From the listing below, return each line that includes "What".

## begin

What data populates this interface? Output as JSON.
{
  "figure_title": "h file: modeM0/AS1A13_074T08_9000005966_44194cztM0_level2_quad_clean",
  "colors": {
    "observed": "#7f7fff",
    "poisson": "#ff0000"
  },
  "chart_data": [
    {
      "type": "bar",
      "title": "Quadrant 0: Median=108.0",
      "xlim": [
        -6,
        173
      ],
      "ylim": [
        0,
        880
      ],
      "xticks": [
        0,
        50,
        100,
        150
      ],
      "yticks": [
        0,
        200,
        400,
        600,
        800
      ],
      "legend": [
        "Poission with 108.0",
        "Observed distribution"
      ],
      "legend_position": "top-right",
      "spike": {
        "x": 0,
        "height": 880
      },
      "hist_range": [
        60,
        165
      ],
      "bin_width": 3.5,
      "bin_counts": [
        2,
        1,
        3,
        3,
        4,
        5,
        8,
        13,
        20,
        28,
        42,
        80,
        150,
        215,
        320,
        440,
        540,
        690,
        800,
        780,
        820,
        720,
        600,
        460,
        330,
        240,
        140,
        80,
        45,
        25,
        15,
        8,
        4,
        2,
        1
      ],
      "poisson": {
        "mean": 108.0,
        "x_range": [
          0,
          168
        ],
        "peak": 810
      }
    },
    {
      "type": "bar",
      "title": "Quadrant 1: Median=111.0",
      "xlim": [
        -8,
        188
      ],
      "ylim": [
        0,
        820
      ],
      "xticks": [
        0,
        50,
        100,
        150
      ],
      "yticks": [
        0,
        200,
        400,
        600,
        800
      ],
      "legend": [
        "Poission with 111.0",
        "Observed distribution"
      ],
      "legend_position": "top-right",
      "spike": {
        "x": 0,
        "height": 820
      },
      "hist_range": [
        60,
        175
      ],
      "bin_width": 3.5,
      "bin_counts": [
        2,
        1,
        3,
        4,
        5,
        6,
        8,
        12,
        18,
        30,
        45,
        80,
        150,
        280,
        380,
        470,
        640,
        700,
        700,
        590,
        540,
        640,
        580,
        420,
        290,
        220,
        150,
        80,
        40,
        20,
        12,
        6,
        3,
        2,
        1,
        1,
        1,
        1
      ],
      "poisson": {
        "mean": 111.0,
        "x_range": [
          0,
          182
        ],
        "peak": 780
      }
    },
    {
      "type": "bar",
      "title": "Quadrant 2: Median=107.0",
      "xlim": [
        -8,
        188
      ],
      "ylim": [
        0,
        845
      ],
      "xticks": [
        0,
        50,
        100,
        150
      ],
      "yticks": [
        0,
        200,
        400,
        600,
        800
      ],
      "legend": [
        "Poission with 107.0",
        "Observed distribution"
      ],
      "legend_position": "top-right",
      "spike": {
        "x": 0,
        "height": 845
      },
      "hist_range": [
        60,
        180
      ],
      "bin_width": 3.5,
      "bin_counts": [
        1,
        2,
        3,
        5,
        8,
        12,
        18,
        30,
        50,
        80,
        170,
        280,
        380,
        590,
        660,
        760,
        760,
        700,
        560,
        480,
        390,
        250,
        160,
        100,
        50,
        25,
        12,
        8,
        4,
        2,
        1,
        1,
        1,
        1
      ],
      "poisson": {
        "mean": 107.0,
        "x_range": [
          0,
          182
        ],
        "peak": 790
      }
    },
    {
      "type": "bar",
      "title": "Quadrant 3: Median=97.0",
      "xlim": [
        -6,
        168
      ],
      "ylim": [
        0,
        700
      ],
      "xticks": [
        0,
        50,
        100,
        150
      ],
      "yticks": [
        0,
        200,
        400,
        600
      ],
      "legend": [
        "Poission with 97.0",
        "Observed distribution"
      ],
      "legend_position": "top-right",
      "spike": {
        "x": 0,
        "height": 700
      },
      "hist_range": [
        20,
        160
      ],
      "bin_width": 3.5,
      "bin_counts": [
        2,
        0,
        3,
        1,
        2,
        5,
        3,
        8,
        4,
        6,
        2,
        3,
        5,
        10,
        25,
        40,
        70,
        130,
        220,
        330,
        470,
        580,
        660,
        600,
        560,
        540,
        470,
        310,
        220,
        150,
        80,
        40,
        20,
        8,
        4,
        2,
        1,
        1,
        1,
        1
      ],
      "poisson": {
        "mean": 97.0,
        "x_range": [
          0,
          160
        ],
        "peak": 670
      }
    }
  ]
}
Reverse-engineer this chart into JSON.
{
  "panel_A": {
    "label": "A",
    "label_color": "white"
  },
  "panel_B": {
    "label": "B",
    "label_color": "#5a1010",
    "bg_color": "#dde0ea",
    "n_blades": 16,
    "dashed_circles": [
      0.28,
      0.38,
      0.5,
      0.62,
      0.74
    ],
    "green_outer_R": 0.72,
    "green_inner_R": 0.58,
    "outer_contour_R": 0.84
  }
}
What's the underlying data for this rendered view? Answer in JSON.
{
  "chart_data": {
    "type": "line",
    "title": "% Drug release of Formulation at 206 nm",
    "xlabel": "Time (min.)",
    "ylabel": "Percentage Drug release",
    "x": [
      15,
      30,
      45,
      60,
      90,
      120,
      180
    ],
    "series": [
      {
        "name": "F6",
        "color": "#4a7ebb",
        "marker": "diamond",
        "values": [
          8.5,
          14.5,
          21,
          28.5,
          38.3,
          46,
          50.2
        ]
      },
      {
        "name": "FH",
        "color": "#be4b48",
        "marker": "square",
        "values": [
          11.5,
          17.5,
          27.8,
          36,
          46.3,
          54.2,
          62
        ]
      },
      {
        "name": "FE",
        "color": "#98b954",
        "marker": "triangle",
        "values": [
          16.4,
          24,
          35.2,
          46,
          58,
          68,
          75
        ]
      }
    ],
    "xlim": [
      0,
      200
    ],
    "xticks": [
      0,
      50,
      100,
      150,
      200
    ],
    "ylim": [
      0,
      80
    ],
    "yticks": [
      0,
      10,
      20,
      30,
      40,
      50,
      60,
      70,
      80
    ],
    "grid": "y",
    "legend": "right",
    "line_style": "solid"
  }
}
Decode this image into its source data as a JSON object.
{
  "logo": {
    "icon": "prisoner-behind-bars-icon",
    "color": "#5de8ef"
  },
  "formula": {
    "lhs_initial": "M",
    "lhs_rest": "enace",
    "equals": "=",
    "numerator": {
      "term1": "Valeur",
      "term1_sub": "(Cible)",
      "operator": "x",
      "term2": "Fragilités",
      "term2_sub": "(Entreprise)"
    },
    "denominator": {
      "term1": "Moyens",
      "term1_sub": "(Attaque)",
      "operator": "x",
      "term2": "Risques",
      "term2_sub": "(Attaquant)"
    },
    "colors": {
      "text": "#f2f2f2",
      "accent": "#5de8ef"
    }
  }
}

## end

Solution to this exercise:
What data populates this interface? Output as JSON.
What's the underlying data for this rendered view? Answer in JSON.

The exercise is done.